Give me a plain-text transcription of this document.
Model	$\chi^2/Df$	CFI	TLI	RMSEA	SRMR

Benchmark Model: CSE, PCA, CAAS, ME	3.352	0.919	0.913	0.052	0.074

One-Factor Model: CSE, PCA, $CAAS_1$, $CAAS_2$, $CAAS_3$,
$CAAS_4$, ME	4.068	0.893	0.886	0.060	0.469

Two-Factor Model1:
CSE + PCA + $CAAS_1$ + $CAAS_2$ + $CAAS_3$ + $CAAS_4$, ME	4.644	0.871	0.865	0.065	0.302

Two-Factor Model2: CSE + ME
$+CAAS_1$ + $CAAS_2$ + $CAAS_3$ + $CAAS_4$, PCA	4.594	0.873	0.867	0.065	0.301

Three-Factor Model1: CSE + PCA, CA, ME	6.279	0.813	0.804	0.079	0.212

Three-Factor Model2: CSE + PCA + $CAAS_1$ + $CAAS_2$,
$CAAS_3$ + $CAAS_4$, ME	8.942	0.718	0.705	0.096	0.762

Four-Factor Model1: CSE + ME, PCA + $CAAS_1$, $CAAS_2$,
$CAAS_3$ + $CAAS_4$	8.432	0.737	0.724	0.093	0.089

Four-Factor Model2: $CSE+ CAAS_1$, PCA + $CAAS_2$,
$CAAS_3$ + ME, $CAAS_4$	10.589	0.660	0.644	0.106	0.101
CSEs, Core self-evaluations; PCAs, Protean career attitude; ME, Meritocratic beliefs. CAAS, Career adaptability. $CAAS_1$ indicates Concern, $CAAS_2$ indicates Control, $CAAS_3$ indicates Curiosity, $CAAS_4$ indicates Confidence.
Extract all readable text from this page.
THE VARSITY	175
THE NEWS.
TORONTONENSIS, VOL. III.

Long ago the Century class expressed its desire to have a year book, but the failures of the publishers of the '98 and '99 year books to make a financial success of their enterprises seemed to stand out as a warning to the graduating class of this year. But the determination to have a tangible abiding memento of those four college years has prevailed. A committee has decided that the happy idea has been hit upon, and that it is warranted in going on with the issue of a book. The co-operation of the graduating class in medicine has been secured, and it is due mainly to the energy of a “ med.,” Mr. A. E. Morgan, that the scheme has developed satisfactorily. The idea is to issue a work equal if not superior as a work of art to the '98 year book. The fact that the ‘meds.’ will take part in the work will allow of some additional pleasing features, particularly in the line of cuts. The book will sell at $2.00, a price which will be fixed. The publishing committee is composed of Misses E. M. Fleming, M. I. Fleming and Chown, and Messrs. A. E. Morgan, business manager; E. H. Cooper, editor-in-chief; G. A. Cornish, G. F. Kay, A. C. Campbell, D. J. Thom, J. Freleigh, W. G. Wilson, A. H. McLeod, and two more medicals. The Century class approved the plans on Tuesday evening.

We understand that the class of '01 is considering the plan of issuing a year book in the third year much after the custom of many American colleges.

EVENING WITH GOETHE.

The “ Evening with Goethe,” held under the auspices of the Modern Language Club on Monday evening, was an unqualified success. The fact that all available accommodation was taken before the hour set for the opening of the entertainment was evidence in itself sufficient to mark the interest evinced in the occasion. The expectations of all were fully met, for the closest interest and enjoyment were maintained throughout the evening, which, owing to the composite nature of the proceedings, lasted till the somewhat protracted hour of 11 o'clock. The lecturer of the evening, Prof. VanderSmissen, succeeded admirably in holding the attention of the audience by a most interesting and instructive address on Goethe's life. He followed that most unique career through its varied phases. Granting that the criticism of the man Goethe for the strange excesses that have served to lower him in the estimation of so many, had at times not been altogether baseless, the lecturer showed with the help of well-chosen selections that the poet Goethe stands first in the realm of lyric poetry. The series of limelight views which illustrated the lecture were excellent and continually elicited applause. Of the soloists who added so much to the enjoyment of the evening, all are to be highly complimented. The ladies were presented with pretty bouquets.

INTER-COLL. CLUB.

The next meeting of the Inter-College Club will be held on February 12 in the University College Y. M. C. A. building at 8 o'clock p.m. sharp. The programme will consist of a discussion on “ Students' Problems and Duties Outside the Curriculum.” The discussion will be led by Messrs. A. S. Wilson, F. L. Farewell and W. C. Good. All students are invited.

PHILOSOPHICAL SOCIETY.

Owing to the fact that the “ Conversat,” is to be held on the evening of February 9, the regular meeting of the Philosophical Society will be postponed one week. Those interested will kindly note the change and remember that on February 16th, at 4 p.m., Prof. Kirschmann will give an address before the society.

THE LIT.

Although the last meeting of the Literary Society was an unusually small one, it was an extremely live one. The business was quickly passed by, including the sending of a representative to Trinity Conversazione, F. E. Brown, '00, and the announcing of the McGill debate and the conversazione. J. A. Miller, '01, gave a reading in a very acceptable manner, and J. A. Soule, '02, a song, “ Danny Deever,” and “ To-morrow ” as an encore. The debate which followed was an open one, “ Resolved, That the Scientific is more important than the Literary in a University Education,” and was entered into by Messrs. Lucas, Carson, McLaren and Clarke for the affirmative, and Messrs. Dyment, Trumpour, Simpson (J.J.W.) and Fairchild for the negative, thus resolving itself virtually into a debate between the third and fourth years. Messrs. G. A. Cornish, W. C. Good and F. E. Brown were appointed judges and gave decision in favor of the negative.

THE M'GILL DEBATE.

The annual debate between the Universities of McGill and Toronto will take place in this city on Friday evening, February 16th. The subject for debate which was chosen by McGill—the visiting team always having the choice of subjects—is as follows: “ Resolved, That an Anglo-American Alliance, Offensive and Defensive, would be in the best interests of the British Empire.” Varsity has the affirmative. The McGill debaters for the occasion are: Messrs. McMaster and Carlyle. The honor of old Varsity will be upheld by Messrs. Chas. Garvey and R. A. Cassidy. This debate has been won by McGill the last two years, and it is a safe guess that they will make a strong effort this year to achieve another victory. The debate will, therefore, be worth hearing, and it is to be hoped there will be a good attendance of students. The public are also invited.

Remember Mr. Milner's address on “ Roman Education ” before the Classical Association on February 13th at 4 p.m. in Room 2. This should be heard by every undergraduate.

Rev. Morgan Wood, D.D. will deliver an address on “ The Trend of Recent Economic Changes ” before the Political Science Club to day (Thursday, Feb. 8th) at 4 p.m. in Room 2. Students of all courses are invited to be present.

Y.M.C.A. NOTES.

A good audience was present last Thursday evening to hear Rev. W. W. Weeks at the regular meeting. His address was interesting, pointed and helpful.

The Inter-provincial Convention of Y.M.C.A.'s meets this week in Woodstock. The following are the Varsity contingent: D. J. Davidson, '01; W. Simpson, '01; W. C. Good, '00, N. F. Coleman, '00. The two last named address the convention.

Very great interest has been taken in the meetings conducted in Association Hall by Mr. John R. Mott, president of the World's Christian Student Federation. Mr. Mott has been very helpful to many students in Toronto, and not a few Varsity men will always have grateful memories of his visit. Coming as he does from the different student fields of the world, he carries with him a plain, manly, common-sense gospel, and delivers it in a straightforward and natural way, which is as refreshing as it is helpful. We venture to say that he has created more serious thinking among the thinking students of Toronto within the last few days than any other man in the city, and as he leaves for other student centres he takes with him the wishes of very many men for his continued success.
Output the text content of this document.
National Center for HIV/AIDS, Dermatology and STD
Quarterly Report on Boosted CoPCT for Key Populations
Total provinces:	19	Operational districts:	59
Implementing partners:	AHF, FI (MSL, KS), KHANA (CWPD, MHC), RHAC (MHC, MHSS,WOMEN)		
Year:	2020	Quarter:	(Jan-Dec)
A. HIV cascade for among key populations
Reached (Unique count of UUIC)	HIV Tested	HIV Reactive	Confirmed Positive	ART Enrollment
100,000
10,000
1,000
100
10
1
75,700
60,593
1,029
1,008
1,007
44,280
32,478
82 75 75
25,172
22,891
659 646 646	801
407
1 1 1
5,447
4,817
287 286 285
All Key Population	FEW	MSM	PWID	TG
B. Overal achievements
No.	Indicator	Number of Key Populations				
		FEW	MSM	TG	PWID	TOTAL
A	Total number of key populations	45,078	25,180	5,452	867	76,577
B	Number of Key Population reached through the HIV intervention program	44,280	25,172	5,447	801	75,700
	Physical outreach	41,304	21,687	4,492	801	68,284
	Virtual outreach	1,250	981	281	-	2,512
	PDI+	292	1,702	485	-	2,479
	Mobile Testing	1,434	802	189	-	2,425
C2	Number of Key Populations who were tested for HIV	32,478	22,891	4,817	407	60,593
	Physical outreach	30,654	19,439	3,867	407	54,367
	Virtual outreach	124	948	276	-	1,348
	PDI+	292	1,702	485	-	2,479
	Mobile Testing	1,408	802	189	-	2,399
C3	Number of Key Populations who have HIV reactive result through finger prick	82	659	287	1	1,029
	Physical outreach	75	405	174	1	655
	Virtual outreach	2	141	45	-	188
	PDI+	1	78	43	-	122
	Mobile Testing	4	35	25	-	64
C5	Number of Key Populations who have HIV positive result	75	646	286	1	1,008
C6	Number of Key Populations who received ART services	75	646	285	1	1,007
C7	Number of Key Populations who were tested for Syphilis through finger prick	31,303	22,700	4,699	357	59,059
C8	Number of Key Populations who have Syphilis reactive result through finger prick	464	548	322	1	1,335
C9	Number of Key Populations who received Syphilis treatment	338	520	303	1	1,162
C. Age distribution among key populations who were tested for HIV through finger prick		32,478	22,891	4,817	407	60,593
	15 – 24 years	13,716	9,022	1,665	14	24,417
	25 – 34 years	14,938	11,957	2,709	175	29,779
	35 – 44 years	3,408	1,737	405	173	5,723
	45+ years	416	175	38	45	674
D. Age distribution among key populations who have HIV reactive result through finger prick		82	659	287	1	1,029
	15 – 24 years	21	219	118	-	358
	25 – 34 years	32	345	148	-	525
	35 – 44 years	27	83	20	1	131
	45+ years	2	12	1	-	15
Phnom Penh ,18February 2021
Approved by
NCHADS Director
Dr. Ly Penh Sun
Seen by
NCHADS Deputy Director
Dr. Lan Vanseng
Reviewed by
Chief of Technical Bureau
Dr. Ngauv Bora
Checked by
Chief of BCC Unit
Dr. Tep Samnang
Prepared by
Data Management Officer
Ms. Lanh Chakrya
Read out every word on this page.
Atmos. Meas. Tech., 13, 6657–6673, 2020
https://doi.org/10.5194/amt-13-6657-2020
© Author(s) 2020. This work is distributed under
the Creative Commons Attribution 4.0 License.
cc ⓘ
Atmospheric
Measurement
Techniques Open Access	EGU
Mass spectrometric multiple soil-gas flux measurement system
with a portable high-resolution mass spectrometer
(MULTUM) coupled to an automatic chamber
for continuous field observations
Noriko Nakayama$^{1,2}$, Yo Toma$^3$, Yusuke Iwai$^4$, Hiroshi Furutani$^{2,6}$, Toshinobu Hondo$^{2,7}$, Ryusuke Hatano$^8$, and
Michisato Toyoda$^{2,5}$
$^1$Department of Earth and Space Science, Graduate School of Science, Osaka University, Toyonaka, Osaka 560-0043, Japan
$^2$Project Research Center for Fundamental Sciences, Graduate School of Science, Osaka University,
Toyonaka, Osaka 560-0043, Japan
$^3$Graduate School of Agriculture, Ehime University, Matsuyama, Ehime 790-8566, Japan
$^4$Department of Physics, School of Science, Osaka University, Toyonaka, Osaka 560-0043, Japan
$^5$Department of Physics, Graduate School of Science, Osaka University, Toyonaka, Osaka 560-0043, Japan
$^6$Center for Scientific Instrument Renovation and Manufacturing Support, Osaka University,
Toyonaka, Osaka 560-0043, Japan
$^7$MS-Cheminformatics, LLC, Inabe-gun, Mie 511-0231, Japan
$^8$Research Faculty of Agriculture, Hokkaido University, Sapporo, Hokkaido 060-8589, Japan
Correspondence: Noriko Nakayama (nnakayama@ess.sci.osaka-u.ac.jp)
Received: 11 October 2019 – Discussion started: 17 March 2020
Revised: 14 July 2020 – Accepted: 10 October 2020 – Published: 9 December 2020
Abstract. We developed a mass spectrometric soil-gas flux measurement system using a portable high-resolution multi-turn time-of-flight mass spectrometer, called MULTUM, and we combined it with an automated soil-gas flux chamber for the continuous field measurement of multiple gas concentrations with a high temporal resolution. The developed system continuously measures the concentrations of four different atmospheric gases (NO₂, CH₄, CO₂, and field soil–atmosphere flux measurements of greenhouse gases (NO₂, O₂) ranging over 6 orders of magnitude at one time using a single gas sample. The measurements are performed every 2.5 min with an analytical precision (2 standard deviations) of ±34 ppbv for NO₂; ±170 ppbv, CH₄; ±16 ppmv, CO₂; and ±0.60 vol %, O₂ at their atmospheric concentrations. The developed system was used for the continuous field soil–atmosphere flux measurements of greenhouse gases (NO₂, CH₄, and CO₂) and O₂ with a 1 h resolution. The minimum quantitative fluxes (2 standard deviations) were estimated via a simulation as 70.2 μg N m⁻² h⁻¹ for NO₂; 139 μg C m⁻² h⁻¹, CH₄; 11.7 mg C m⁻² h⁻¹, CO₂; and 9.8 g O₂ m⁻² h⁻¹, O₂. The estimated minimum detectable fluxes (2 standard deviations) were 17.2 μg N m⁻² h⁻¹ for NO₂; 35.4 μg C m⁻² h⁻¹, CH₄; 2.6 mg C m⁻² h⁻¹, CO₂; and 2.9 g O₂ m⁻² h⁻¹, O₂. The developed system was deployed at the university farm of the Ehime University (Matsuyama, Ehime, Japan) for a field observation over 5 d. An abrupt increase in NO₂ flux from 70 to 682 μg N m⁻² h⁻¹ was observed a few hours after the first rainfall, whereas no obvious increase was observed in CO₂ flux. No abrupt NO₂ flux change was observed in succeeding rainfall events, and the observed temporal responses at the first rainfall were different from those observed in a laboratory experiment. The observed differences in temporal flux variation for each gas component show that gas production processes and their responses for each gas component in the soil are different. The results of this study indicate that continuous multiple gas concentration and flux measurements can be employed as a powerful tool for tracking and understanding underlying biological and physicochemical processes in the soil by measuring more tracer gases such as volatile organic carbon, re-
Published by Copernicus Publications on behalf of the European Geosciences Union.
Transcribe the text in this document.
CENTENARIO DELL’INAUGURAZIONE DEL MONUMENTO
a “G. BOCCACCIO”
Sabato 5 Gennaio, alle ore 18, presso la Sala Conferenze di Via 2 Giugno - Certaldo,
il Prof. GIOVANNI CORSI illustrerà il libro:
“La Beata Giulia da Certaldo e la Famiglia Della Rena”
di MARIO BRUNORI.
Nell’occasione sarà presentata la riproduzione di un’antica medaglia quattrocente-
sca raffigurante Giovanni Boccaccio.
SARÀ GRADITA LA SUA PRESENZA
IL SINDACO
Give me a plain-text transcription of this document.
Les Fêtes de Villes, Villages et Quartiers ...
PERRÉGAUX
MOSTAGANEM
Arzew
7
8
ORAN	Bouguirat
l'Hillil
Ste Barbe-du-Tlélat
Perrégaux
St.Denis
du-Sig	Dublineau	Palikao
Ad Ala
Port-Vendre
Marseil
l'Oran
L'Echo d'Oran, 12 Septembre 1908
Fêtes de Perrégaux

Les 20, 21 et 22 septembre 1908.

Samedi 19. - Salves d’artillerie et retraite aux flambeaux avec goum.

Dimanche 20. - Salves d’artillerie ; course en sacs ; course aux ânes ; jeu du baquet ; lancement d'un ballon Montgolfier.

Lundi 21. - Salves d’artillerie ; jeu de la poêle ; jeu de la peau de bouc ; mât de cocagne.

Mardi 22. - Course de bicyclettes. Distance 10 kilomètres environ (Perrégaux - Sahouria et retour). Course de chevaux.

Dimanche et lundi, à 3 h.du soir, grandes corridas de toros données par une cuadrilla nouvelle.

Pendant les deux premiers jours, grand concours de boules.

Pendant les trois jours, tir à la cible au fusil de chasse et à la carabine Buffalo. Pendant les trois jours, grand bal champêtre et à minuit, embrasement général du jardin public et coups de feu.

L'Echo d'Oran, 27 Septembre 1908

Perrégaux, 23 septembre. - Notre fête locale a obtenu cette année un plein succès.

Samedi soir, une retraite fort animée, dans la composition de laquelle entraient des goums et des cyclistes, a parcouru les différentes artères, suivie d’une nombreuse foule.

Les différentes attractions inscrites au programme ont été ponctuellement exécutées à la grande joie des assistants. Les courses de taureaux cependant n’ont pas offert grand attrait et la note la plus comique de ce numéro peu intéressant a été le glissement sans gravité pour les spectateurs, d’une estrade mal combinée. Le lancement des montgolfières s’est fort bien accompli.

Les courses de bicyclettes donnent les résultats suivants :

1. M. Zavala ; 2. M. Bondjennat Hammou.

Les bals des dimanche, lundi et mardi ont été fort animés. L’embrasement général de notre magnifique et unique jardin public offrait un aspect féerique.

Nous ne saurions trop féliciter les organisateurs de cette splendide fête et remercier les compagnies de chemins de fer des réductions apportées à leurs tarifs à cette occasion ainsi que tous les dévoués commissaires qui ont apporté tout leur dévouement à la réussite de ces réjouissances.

────

Description of the task: Collect each line above holding the string "Thursday".

Task response:
Rev. Morgan Wood, D.D. will deliver an address on “ The Trend of Recent Economic Changes ” before the Political Science Club to day (Thursday, Feb. 8th) at 4 p.m. in Room 2. Students of all courses are invited to be present.
A good audience was present last Thursday evening to hear Rev. W. W. Weeks at the regular meeting. His address was interesting, pointed and helpful.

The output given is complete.